→ **Exercise**: All entries should be output exactly as they stand.

→ **Information supplied**:
···
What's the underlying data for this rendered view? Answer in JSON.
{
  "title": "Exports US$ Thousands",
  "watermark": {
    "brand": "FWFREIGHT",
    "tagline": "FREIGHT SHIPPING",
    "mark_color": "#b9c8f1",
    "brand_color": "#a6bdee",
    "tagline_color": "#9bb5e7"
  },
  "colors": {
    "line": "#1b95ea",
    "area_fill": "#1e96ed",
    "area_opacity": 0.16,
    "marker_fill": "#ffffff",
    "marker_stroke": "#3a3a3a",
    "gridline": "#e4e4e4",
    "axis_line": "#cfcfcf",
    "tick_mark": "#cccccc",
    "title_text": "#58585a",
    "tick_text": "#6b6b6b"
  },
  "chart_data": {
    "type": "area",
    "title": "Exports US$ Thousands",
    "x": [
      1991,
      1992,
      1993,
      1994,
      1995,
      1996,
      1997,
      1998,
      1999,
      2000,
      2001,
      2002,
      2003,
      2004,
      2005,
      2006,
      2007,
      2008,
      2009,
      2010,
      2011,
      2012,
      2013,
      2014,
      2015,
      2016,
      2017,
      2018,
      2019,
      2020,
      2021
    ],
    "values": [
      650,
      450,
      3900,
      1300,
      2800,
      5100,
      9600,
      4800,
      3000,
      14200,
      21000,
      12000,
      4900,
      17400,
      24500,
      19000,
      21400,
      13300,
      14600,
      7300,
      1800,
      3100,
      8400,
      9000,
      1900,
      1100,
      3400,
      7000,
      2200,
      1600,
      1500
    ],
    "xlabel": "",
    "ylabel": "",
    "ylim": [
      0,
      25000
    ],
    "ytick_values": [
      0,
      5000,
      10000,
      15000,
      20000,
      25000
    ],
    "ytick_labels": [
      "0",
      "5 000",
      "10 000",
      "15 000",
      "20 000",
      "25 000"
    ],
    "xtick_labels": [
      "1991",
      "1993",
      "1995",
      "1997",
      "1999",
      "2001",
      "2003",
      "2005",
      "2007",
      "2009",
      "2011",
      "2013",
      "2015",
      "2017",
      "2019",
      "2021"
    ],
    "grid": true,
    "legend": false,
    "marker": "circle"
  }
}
···
→ **The completed task**:
What's the underlying data for this rendered view? Answer in JSON.
{
  "title": "Exports US$ Thousands",
  "watermark": {
    "brand": "FWFREIGHT",
    "tagline": "FREIGHT SHIPPING",
    "mark_color": "#b9c8f1",
    "brand_color": "#a6bdee",
    "tagline_color": "#9bb5e7"
  },
  "colors": {
    "line": "#1b95ea",
    "area_fill": "#1e96ed",
    "area_opacity": 0.16,
    "marker_fill": "#ffffff",
    "marker_stroke": "#3a3a3a",
    "gridline": "#e4e4e4",
    "axis_line": "#cfcfcf",
    "tick_mark": "#cccccc",
    "title_text": "#58585a",
    "tick_text": "#6b6b6b"
  },
  "chart_data": {
    "type": "area",
    "title": "Exports US$ Thousands",
    "x": [
      1991,
      1992,
      1993,
      1994,
      1995,
      1996,
      1997,
      1998,
      1999,
      2000,
      2001,
      2002,
      2003,
      2004,
      2005,
      2006,
      2007,
      2008,
      2009,
      2010,
      2011,
      2012,
      2013,
      2014,
      2015,
      2016,
      2017,
      2018,
      2019,
      2020,
      2021
    ],
    "values": [
      650,
      450,
      3900,
      1300,
      2800,
      5100,
      9600,
      4800,
      3000,
      14200,
      21000,
      12000,
      4900,
      17400,
      24500,
      19000,
      21400,
      13300,
      14600,
      7300,
      1800,
      3100,
      8400,
      9000,
      1900,
      1100,
      3400,
      7000,
      2200,
      1600,
      1500
    ],
    "xlabel": "",
    "ylabel": "",
    "ylim": [
      0,
      25000
    ],
    "ytick_values": [
      0,
      5000,
      10000,
      15000,
      20000,
      25000
    ],
    "ytick_labels": [
      "0",
      "5 000",
      "10 000",
      "15 000",
      "20 000",
      "25 000"
    ],
    "xtick_labels": [
      "1991",
      "1993",
      "1995",
      "1997",
      "1999",
      "2001",
      "2003",
      "2005",
      "2007",
      "2009",
      "2011",
      "2013",
      "2015",
      "2017",
      "2019",
      "2021"
    ],
    "grid": true,
    "legend": false,
    "marker": "circle"
  }
}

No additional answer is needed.